WORK TO COMPLETE
a. In the internet travel guide, what does a person need to enter the world of the internet?
b. Please update the internet travel guide by writing out the passage starting with "The internet is" and going on through "are now ready.", with "power bank" changed to "portable charger".
c. Write the next part of the internet travel guide, picking up after its final sentence.

EXTRACTED TEXT
The internet is a marvellous place to live in.I spent my last weekend over there with wonder and I thought writing a guide to the awe inspiring place we call the internet would be a bright idea.To lure more peole that is.Besides,it would also decongest some of the more cramped holiday locations I really need to visit.All one needs to enter the world of the internet(I literally mean “the world”) is a fairly reliable connection and the patience to tolerate it when it’s not so reliable.Do remember though, to carry your passport when inside the world, for you could be chosen for inspection.You wouldn’t want a dead phone to ruin yor stay so a power bank is vital to keep your vacation running.With all formalities in place you are now ready.

DATASET CONTENT

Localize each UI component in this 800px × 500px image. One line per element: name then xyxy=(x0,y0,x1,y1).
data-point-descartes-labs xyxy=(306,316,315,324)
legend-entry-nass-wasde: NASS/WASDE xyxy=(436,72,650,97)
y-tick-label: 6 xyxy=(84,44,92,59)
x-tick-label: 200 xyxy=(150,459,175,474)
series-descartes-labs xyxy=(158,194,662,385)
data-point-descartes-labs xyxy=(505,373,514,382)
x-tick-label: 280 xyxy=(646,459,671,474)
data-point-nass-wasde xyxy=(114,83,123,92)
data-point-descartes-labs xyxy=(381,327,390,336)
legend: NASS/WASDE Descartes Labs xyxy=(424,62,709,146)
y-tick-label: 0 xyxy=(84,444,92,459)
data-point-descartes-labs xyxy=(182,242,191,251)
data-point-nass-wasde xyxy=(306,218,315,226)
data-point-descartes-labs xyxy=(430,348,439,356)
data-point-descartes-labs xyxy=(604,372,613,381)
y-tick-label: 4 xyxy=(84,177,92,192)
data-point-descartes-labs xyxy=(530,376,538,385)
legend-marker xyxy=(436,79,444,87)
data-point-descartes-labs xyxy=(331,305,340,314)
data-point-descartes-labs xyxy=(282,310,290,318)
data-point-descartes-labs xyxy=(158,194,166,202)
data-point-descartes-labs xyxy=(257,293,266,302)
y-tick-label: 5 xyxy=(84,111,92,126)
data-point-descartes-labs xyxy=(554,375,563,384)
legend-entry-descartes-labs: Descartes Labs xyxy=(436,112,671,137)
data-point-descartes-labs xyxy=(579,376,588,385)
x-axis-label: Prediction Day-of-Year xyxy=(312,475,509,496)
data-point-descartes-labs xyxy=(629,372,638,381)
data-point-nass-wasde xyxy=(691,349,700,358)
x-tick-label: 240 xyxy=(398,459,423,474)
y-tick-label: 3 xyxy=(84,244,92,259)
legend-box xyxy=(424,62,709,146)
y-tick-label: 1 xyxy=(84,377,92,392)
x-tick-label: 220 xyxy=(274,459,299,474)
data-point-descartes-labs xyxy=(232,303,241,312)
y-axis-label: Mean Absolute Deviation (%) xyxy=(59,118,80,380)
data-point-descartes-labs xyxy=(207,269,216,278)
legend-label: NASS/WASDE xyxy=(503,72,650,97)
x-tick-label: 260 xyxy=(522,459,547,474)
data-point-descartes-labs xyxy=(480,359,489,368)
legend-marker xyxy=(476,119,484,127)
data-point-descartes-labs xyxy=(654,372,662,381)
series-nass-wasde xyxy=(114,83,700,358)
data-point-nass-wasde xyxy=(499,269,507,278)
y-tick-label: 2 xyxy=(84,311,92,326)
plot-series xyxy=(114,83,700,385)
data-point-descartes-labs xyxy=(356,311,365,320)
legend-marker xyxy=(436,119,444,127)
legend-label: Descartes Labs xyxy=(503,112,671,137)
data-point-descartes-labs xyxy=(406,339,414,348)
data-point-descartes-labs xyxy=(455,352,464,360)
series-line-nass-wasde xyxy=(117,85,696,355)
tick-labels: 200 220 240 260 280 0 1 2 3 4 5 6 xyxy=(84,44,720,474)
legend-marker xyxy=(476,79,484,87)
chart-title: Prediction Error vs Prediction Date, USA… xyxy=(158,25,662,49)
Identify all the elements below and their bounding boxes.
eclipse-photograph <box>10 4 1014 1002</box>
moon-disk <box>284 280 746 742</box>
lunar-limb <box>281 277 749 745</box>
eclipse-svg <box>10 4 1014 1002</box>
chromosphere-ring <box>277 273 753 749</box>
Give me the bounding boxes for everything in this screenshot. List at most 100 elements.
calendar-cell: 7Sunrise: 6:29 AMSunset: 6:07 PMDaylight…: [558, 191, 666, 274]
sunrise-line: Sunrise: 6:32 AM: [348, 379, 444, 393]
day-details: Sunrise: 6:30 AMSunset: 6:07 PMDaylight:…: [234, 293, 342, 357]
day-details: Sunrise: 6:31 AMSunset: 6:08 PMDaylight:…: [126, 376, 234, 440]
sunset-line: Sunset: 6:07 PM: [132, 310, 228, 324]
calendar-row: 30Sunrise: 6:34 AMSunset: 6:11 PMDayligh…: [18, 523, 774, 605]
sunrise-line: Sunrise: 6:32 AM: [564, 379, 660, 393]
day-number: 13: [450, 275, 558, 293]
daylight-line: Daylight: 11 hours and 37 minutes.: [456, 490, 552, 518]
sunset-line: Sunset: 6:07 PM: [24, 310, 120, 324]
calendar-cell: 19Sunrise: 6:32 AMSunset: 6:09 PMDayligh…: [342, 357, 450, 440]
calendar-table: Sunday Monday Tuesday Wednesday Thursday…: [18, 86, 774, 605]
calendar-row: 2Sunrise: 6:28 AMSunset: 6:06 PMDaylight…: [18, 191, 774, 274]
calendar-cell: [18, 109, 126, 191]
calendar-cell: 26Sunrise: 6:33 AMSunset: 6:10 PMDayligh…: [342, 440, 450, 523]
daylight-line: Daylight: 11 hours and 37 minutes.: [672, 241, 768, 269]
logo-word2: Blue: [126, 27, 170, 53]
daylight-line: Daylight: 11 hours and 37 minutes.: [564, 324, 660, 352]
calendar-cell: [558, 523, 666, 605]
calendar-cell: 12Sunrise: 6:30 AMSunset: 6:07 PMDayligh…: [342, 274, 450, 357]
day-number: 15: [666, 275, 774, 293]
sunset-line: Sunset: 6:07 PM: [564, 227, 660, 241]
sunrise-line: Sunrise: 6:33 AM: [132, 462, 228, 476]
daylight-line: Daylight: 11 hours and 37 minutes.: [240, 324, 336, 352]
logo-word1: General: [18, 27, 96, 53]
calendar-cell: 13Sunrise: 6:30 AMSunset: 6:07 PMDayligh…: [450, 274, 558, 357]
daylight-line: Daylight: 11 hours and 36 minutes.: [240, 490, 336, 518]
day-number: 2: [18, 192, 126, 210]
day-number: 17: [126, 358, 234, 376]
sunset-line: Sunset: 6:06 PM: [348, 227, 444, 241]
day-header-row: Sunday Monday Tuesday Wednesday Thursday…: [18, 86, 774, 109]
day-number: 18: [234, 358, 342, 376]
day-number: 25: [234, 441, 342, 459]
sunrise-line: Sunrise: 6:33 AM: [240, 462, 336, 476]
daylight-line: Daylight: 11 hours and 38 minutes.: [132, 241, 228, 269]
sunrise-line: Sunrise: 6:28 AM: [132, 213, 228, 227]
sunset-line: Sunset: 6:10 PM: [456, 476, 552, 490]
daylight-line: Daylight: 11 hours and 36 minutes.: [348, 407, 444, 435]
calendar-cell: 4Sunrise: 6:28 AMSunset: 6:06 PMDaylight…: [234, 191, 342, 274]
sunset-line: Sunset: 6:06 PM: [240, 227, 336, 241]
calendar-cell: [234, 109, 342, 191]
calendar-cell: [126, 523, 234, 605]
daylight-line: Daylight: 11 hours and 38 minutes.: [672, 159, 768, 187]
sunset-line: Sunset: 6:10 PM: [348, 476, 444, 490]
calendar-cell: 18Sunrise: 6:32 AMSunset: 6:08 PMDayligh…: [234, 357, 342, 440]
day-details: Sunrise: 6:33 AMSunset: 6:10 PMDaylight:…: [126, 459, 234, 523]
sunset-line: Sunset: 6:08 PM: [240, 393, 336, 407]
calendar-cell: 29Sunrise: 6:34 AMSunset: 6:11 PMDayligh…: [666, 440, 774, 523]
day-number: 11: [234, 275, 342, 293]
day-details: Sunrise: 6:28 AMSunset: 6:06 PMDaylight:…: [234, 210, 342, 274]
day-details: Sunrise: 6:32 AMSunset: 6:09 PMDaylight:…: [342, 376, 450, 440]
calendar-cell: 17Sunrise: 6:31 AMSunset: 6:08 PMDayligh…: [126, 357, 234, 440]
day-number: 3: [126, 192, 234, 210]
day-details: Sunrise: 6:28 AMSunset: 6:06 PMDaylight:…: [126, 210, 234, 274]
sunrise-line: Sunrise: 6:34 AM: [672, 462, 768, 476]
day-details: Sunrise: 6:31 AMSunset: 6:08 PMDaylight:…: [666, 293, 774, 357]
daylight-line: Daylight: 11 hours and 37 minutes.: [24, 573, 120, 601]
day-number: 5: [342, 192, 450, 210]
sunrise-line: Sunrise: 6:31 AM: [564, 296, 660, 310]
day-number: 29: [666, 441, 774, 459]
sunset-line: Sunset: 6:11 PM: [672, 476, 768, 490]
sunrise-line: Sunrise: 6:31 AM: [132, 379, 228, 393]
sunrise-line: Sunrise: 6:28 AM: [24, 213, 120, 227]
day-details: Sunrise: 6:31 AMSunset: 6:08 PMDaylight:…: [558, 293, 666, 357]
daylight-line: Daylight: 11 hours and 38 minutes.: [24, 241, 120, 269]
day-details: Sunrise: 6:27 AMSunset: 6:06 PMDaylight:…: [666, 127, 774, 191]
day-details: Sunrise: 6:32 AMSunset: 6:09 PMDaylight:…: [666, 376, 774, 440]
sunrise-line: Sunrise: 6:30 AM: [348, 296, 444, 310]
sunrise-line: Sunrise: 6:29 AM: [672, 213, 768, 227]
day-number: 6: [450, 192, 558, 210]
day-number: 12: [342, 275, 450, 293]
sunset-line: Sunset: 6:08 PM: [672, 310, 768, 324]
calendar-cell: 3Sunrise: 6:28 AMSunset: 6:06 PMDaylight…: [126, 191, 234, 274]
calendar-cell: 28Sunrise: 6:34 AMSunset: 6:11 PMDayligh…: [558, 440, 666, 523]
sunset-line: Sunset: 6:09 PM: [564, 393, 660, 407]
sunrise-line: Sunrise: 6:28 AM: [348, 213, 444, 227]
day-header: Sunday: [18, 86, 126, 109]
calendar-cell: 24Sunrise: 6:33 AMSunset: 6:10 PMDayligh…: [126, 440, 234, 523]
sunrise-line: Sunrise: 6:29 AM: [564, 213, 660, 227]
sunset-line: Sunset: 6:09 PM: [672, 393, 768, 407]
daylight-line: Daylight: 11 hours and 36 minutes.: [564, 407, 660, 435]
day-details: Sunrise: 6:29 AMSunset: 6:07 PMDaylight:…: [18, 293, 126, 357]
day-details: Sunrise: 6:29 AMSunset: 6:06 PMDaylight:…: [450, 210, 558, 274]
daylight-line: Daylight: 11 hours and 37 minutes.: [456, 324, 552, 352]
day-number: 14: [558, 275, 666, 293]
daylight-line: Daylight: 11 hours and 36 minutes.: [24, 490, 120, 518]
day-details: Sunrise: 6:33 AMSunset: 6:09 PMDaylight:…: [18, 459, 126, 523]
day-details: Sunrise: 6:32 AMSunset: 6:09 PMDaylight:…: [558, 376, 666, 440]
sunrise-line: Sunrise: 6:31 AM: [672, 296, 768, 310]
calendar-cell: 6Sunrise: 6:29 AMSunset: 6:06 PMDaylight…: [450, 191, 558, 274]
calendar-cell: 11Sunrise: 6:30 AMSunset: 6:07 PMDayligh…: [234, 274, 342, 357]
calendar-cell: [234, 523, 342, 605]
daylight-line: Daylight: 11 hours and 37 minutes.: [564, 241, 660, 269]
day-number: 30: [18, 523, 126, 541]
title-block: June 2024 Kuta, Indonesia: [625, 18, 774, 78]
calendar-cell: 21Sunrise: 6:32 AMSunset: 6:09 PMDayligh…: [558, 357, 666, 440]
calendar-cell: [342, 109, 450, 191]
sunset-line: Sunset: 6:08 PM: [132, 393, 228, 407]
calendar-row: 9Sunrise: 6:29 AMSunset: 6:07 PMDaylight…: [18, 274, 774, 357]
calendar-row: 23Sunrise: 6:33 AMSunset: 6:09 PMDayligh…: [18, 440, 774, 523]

ANSWERS TO THE PROBLEMS
a. A fairly reliable connection and the patience to tolerate it when it's not so reliable.

b.
The internet is a marvellous place to live in.I spent my last weekend over there with wonder and I thought writing a guide to the awe inspiring place we call the internet would be a bright idea.To lure more peole that is.Besides,it would also decongest some of the more cramped holiday locations I really need to visit.All one needs to enter the world of the internet(I literally mean “the world”) is a fairly reliable connection and the patience to tolerate it when it’s not so reliable.Do remember though, to carry your passport when inside the world, for you could be chosen for inspection.You wouldn’t want a dead phone to ruin yor stay so a portable charger is vital to keep your vacation running.With all formalities in place you are now ready.

c.
With the council’s decision to improve expressways and evict slow citizens we can now notch up a speed of 100Mbps without a hitch.That is of course until a rogue ISP decides to throw a couple of speedbreakers that ruins the pace.The Internet cosmoplis ,the largest city in the entire internet, boasts of generating more revenue from tourism than any other city.The mayor’s pride is the upscale and tourist-turned-citizens dominated “social media street”.The Instachat-Snapgram restaurant block in itself is a model to behold.Diners are seated around an extremely large round table.Rows of the most decadent and scrumptous dishes travelling over a conveyer belt encircle this round table and are simultaneously bombarded by incessant waves of cellphone flashes.Shortly before the dishes make their second revolution,the conveyer makes a quick detour to the “digester”.The perfectly edible food is then burnt to a neat char to generate energy that is then wirelessly transmitted to the diners phone for those all important, life dependent photographs of the dishes.The restaurant on Social Media street is also unique in being the first place anywhere to have more fatalities from starvation than any other place in the internet.The mayor is said to have promised a real restaurant to reduce the fatalities, near the “restaurant “on re-election but the public is of the opinion that the lack of efficient power transmitters at the restaurant are a bigger threat to human existence.In fact,most people at the social media street will tell you with absolute confidence that the complete absence of these energy transmitters were the cause for the dinosaurs’ extinction.Poor dinos.
Internet spirituality and entertainment (don’t confound the two over here)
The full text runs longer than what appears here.